- [SUPPLIED MATERIAL]
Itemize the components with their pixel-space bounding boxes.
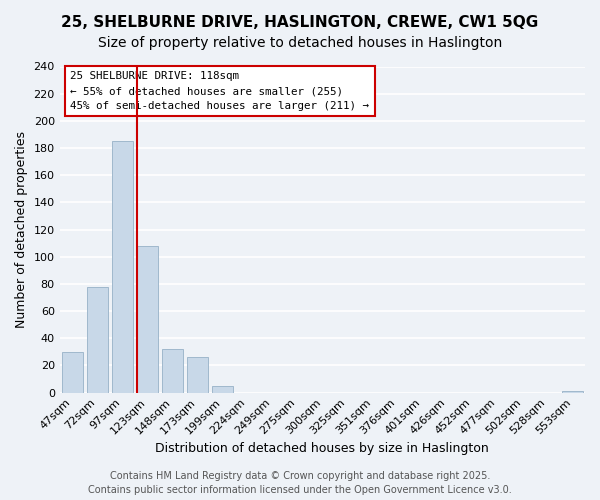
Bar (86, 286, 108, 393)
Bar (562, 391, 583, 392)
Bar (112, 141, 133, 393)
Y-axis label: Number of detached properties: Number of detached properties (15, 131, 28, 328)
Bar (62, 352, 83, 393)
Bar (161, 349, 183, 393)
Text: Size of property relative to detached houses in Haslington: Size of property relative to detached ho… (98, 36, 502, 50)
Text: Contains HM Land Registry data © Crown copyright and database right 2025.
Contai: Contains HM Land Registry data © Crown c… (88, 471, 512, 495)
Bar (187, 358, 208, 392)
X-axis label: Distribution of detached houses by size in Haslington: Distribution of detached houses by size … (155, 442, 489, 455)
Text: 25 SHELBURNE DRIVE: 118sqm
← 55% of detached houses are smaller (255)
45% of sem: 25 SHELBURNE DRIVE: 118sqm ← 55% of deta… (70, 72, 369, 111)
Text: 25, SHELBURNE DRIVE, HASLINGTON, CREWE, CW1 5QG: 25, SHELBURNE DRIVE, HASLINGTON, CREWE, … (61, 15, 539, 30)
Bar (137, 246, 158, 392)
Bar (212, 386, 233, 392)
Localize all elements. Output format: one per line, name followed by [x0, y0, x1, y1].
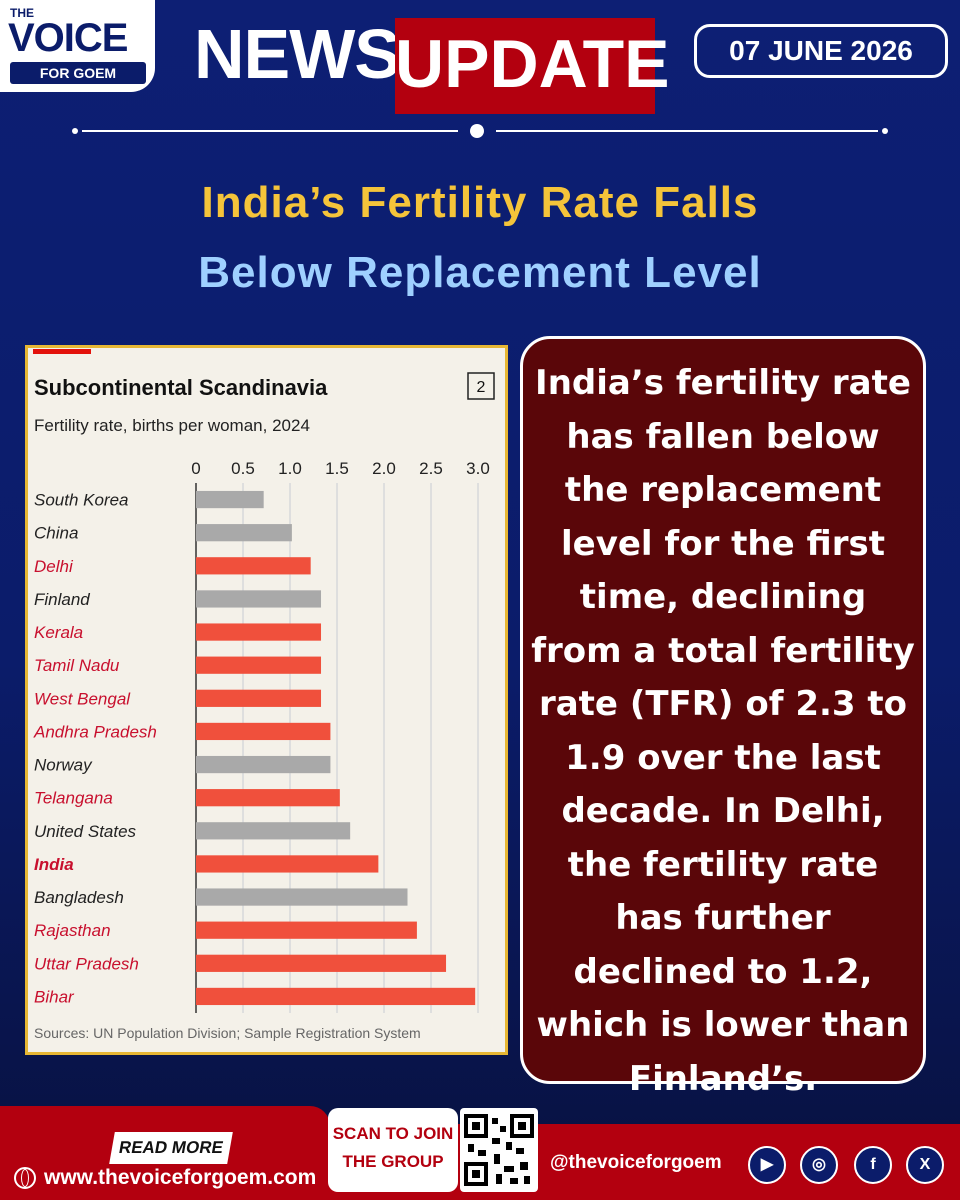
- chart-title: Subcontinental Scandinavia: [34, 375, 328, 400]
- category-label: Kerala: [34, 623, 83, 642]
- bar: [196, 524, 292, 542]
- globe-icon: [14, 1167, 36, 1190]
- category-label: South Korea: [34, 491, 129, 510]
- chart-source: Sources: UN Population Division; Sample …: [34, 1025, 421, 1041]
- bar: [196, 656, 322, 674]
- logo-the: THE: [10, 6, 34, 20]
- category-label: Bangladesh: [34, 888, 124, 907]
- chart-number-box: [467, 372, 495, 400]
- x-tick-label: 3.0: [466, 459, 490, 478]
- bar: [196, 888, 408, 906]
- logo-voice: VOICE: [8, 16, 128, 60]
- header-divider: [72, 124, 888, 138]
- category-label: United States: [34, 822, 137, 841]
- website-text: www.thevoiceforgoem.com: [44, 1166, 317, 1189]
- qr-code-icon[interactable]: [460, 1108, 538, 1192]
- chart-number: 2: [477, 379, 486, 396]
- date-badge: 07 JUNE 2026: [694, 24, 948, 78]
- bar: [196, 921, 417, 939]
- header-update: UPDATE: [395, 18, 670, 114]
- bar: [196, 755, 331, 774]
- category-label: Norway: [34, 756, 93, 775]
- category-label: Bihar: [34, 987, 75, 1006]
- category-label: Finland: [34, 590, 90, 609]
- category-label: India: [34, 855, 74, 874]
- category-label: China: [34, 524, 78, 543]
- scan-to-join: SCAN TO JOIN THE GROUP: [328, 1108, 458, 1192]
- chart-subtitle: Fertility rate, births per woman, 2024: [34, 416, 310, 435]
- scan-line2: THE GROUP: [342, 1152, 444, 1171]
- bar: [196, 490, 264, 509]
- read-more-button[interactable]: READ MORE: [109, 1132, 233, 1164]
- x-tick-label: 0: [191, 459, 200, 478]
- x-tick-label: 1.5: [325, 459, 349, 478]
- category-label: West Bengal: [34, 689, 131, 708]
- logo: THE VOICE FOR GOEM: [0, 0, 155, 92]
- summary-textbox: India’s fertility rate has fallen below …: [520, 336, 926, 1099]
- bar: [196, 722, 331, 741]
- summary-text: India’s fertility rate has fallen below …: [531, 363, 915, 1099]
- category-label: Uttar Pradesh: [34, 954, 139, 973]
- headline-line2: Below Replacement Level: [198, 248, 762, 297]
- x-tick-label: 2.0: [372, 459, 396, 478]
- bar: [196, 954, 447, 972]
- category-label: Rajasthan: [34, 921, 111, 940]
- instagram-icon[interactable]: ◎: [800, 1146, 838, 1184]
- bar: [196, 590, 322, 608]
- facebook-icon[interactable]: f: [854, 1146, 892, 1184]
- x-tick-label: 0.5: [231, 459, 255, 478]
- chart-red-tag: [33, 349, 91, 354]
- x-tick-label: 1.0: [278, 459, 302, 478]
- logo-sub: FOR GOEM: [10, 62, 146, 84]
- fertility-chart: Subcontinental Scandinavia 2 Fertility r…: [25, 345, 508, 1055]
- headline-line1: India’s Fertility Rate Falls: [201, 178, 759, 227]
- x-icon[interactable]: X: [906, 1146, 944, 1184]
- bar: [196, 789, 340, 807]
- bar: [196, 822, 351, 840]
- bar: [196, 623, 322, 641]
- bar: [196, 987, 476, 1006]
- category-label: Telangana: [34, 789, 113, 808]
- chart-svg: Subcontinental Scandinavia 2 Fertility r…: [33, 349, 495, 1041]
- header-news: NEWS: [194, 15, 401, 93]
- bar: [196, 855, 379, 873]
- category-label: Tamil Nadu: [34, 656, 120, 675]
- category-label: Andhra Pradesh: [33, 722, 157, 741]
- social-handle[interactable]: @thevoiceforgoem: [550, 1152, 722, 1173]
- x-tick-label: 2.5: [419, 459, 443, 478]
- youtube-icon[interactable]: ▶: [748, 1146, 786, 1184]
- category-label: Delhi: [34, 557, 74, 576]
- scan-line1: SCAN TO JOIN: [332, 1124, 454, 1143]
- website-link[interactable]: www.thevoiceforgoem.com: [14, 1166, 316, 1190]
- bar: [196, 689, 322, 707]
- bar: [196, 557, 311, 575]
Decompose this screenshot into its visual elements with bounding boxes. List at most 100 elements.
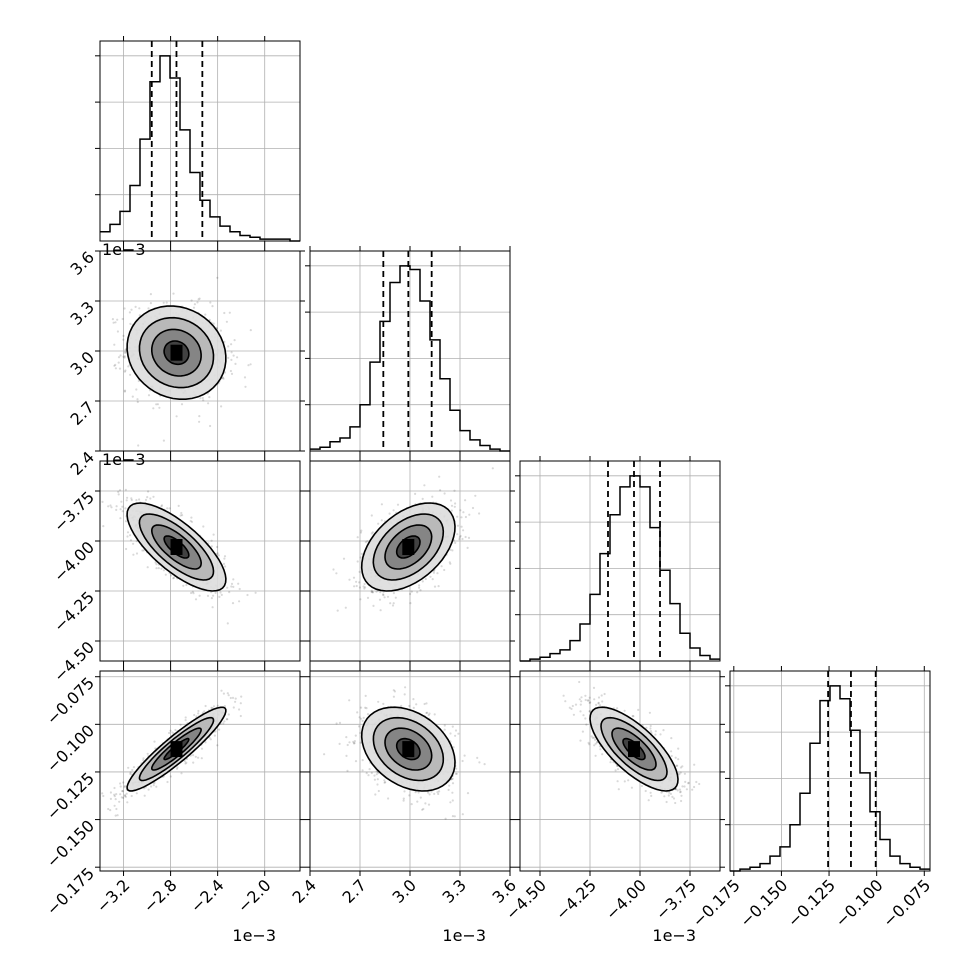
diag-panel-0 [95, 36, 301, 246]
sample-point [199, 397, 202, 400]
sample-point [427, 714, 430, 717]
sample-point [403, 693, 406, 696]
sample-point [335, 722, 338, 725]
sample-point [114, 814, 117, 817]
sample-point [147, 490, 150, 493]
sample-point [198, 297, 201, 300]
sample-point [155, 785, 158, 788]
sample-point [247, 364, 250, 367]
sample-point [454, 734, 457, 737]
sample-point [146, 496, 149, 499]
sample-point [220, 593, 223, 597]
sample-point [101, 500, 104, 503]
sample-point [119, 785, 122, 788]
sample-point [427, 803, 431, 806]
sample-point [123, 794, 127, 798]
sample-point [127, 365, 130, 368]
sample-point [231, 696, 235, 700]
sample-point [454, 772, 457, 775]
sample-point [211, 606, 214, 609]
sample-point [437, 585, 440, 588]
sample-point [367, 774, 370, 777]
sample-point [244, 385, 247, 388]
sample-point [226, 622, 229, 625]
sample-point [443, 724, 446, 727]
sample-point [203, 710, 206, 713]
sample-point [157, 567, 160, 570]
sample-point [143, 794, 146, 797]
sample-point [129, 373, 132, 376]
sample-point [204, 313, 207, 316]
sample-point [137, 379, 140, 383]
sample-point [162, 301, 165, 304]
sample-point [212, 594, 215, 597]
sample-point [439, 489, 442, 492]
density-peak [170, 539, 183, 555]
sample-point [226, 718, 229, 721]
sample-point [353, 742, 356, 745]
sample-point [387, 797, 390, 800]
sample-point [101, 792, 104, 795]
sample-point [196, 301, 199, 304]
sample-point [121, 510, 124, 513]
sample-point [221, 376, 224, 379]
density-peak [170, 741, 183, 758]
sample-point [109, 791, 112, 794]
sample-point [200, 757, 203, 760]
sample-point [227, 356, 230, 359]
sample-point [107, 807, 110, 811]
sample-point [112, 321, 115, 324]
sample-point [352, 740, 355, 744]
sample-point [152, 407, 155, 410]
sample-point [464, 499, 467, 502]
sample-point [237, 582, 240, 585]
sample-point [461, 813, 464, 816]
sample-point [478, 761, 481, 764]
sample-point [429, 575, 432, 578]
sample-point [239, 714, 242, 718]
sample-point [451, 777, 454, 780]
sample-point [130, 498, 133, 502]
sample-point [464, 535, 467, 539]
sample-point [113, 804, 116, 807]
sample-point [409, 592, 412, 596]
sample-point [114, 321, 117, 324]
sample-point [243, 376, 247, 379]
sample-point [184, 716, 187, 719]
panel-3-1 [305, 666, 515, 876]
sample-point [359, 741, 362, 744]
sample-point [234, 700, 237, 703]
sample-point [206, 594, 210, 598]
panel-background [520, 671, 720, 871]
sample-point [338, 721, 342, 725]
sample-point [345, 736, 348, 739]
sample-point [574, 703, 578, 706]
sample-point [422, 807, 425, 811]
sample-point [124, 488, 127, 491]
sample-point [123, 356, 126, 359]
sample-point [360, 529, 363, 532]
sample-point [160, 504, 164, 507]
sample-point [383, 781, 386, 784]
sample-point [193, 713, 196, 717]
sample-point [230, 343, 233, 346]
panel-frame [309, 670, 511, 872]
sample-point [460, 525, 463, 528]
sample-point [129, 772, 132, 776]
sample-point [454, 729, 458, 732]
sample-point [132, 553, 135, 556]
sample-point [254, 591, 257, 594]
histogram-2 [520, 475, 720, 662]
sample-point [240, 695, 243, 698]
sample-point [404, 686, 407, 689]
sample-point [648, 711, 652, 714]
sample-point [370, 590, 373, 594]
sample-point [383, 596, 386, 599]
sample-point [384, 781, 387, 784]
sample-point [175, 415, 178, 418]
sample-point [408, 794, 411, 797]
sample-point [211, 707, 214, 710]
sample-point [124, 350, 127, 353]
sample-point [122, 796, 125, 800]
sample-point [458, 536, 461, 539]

- [THE PROBLEM]
Lay out everything from the line containing "- chart-title: Subcontinental" down to the line containing "- qr-code-icon[interactable]: [460, 1108, 538, 1192]" as a Markdown table with two columns, Number and Line, one numbered entry per line, leaving out any blank lines.

- [OUTPUT]
| Number | Line |
|---|---|
| 1 | - chart-title: Subcontinental Scandinavia: [34, 375, 328, 400] |
| 2 | - category-label: Kerala: [34, 623, 83, 642] |
| 3 | - bar: [196, 524, 292, 542] |
| 4 | - globe-icon: [14, 1167, 36, 1190] |
| 5 | - category-label: South Korea: [34, 491, 129, 510] |
| 6 | - chart-source: Sources: UN Population Division; Sample …: [34, 1025, 421, 1041] |
| 7 | - bar: [196, 656, 322, 674] |
| 8 | - logo-the: THE: [10, 6, 34, 20] |
| 9 | - category-label: Bangladesh: [34, 888, 124, 907] |
| 10 | - chart-number-box: [467, 372, 495, 400] |
| 11 | - x-tick-label: 3.0: [466, 459, 490, 478] |
| 12 | - bar: [196, 888, 408, 906] |
| 13 | - logo-voice: VOICE: [8, 16, 128, 60] |
| 14 | - header-divider: [72, 124, 888, 138] |
| 15 | - category-label: United States: [34, 822, 137, 841] |
| 16 | - website-text: www.thevoiceforgoem.com: [44, 1166, 317, 1189] |
| 17 | - qr-code-icon[interactable]: [460, 1108, 538, 1192] |